What is needed: Determine how many lines in the data below contain "średniej" and write only that number.

(Part of a data file)
^^^^

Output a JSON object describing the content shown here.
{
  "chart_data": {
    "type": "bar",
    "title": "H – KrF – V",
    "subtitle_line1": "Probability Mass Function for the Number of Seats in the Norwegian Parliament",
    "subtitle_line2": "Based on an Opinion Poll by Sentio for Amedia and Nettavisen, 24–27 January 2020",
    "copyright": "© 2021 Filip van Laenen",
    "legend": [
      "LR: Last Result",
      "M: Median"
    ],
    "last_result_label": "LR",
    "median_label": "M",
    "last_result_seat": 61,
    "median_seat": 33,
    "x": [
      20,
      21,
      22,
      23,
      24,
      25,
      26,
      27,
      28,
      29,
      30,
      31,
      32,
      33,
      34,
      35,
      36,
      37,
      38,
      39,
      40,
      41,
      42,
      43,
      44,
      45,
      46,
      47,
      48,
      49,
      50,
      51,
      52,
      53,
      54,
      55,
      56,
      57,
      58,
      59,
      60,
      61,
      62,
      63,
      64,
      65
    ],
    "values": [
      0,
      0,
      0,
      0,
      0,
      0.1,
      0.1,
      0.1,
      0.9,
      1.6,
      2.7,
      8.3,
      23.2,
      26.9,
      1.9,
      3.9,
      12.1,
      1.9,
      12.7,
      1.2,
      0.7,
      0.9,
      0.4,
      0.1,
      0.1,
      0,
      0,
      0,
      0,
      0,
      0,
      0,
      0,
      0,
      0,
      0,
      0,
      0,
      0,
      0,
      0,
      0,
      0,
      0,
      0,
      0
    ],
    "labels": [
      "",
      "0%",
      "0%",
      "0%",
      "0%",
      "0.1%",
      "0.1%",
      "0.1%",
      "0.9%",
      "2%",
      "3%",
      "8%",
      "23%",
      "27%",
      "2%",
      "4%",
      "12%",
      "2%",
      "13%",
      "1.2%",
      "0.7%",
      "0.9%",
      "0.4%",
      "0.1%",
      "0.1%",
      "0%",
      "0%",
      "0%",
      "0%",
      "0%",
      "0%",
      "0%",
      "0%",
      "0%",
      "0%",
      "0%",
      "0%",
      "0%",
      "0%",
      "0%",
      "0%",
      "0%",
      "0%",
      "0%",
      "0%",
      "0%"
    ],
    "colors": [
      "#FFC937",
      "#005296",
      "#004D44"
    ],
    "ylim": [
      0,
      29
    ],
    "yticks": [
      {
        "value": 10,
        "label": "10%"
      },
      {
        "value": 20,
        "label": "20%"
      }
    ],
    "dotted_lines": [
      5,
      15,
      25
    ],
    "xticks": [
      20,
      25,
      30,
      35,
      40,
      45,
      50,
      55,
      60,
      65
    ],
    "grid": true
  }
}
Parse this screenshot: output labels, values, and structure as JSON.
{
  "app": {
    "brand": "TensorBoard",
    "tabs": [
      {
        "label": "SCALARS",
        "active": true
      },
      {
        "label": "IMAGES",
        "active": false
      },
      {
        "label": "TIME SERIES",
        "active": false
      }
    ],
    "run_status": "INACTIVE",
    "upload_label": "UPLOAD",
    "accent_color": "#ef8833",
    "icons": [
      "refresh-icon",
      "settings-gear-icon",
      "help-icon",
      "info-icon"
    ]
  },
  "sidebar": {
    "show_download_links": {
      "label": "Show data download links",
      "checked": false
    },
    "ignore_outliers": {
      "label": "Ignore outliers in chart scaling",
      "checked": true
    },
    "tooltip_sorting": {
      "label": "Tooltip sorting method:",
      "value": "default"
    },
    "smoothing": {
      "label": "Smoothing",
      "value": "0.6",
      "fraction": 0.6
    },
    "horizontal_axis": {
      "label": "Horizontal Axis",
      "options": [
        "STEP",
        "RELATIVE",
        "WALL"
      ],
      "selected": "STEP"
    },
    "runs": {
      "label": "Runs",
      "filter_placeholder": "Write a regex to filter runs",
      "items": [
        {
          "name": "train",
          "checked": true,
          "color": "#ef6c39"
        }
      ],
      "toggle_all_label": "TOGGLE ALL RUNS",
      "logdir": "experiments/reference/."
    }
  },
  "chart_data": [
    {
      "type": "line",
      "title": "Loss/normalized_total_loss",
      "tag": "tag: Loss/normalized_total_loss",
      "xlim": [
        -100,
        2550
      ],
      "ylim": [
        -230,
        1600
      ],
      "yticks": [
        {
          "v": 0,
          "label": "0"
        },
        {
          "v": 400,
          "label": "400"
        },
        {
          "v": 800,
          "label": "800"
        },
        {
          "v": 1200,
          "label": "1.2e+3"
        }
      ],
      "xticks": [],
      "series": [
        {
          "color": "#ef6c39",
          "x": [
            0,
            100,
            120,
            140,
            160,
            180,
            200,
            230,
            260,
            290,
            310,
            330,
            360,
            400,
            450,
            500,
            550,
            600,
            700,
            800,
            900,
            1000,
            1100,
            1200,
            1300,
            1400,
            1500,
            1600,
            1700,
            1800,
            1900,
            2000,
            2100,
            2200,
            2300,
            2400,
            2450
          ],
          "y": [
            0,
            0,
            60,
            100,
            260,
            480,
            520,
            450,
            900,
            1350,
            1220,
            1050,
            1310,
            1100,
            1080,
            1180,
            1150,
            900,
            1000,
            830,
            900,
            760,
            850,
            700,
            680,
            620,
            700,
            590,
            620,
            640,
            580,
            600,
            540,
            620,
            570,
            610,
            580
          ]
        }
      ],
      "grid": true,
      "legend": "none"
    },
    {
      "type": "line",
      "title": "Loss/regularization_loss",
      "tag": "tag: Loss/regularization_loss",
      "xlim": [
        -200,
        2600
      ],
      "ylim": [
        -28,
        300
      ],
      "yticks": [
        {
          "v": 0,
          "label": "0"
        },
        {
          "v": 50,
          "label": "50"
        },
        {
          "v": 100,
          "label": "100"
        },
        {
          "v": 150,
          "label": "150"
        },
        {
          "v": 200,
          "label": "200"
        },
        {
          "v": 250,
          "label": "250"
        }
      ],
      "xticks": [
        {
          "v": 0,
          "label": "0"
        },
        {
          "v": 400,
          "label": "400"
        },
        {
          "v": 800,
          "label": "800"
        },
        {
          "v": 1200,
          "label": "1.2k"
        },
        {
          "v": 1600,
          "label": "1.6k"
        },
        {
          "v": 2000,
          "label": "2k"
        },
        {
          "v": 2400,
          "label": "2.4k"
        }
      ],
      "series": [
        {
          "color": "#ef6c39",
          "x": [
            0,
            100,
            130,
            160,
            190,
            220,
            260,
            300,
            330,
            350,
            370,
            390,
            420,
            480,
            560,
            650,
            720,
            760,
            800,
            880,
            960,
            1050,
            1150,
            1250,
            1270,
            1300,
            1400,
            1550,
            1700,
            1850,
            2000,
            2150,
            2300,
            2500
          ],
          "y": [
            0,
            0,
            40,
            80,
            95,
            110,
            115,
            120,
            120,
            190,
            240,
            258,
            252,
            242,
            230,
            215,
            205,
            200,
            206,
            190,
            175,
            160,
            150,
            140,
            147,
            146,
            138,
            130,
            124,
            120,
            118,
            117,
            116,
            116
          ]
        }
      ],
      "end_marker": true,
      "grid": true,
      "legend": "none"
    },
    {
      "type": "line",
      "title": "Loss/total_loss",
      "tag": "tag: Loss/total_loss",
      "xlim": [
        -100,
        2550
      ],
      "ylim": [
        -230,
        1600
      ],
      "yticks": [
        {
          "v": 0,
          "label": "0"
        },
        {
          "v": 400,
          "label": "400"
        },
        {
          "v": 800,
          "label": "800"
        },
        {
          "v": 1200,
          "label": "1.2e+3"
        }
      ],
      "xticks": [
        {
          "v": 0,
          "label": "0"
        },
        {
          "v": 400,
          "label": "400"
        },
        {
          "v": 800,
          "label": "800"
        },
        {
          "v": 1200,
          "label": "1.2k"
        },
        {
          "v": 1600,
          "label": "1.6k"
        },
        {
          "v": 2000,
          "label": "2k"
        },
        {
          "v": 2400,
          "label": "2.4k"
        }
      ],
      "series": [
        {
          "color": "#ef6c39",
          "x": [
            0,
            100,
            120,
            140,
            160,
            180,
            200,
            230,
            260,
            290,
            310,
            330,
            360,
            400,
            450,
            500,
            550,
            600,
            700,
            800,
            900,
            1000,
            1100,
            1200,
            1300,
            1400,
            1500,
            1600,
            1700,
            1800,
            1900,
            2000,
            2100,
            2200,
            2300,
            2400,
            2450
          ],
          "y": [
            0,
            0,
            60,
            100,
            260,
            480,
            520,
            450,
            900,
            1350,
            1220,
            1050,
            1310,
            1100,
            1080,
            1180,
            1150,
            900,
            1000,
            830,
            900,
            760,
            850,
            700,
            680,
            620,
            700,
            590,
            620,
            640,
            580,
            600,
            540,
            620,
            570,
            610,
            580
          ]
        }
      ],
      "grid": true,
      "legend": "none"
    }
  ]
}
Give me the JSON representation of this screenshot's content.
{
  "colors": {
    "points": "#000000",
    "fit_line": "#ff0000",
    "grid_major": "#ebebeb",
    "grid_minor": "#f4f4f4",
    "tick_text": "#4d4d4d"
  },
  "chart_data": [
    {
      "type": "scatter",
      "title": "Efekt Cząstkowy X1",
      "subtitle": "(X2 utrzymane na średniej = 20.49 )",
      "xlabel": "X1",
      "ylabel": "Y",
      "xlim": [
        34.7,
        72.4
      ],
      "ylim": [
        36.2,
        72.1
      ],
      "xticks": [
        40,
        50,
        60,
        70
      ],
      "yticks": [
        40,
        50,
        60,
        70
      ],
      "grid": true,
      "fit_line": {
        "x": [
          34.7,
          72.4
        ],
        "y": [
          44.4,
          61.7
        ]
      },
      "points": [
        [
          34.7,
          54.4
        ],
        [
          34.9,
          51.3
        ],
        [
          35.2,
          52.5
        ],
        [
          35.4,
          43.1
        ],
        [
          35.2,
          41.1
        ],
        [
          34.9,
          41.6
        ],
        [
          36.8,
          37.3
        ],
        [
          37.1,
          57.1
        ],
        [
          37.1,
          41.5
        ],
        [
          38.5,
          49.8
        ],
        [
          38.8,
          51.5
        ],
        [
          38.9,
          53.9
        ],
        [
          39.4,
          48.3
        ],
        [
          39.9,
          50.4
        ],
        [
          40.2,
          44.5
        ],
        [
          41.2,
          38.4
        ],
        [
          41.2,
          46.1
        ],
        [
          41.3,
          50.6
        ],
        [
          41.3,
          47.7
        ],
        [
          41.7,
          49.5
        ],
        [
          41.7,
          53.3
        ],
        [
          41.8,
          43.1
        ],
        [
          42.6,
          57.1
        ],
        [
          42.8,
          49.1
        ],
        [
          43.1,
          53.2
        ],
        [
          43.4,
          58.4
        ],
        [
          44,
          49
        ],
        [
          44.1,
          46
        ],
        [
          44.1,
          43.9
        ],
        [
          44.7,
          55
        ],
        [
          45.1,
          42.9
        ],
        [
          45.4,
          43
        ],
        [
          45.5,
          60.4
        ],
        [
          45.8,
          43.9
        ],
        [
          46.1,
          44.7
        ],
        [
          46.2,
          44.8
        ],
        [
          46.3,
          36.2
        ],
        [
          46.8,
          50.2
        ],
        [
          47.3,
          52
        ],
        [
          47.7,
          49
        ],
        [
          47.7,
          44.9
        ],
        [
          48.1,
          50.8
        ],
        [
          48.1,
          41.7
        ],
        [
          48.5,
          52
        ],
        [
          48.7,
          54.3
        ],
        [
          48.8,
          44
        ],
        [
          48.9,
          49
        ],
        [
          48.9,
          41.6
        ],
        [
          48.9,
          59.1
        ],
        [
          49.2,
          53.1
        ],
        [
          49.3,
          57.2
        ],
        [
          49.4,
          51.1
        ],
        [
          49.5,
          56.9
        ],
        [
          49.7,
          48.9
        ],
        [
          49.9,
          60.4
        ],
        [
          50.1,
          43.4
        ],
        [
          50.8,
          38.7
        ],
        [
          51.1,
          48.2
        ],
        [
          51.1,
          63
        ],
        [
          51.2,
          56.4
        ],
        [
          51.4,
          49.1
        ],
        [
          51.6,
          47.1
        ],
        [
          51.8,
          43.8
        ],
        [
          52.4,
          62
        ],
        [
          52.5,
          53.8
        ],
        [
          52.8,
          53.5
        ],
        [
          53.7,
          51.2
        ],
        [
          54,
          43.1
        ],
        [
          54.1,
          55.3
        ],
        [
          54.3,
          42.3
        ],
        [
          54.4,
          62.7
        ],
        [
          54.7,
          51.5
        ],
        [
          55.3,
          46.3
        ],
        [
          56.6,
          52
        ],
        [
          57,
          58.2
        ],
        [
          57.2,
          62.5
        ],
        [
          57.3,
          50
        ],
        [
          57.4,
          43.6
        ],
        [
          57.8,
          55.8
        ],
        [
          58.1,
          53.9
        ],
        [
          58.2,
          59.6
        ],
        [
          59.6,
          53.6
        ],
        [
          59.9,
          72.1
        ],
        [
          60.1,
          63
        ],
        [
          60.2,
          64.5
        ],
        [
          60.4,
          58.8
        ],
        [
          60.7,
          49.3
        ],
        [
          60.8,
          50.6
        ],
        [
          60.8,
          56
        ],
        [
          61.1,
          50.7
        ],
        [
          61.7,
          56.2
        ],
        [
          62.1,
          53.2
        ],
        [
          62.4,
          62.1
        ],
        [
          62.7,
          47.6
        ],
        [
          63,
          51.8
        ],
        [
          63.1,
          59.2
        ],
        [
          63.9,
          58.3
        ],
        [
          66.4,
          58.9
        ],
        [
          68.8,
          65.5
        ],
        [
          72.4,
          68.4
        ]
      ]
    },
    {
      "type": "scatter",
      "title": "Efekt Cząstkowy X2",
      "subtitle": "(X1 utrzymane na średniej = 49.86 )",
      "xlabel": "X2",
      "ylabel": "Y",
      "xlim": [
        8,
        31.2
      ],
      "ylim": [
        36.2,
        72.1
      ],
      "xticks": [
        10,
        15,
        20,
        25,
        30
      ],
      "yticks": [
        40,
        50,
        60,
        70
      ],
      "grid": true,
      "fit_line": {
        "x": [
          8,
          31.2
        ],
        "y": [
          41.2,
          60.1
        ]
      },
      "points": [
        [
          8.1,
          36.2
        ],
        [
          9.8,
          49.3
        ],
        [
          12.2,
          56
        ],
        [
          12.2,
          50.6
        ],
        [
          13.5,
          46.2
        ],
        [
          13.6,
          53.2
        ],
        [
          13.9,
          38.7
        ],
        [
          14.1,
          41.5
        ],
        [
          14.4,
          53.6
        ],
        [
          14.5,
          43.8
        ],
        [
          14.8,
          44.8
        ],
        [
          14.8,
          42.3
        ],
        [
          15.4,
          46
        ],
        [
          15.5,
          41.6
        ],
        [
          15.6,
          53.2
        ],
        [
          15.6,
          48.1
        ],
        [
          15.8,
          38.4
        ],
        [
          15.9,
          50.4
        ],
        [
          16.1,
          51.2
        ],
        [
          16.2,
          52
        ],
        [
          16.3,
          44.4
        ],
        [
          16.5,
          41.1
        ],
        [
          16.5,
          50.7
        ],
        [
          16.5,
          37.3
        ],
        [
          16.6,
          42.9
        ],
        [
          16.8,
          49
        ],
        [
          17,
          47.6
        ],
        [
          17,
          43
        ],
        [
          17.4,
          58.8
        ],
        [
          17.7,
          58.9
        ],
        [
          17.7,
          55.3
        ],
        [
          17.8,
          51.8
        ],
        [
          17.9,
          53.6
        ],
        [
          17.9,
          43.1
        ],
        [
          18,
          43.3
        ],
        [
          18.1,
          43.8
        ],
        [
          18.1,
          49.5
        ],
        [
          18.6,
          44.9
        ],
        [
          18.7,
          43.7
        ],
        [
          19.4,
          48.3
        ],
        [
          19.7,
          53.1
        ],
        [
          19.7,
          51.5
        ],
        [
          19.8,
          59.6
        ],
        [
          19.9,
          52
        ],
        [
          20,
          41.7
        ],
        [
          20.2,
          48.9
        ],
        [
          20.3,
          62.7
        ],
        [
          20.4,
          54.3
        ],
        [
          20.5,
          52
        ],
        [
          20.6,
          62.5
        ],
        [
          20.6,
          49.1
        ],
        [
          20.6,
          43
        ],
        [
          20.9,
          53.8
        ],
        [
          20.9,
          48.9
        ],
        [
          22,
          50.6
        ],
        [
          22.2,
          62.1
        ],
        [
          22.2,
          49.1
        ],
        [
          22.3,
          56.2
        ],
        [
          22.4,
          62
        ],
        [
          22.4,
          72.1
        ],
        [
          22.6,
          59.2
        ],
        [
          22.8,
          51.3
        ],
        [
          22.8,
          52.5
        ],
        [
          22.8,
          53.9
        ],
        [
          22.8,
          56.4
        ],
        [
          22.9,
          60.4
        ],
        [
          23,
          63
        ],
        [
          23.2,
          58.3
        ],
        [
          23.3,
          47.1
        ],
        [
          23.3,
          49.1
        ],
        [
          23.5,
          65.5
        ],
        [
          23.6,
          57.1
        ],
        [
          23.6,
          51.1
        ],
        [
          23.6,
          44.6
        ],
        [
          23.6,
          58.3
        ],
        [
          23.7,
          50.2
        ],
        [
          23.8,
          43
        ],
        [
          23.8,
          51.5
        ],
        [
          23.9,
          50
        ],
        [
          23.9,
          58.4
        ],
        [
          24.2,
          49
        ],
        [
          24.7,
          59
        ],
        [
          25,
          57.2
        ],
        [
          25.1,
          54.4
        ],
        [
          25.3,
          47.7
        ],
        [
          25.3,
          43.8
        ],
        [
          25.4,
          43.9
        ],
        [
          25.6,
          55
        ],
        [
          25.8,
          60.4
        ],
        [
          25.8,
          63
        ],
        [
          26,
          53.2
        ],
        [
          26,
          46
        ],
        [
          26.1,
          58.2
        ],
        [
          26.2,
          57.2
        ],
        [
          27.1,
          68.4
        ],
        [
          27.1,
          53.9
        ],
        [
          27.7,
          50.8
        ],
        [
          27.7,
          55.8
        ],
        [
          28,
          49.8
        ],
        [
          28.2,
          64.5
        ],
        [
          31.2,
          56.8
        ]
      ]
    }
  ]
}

^^^^

Problem solution: 2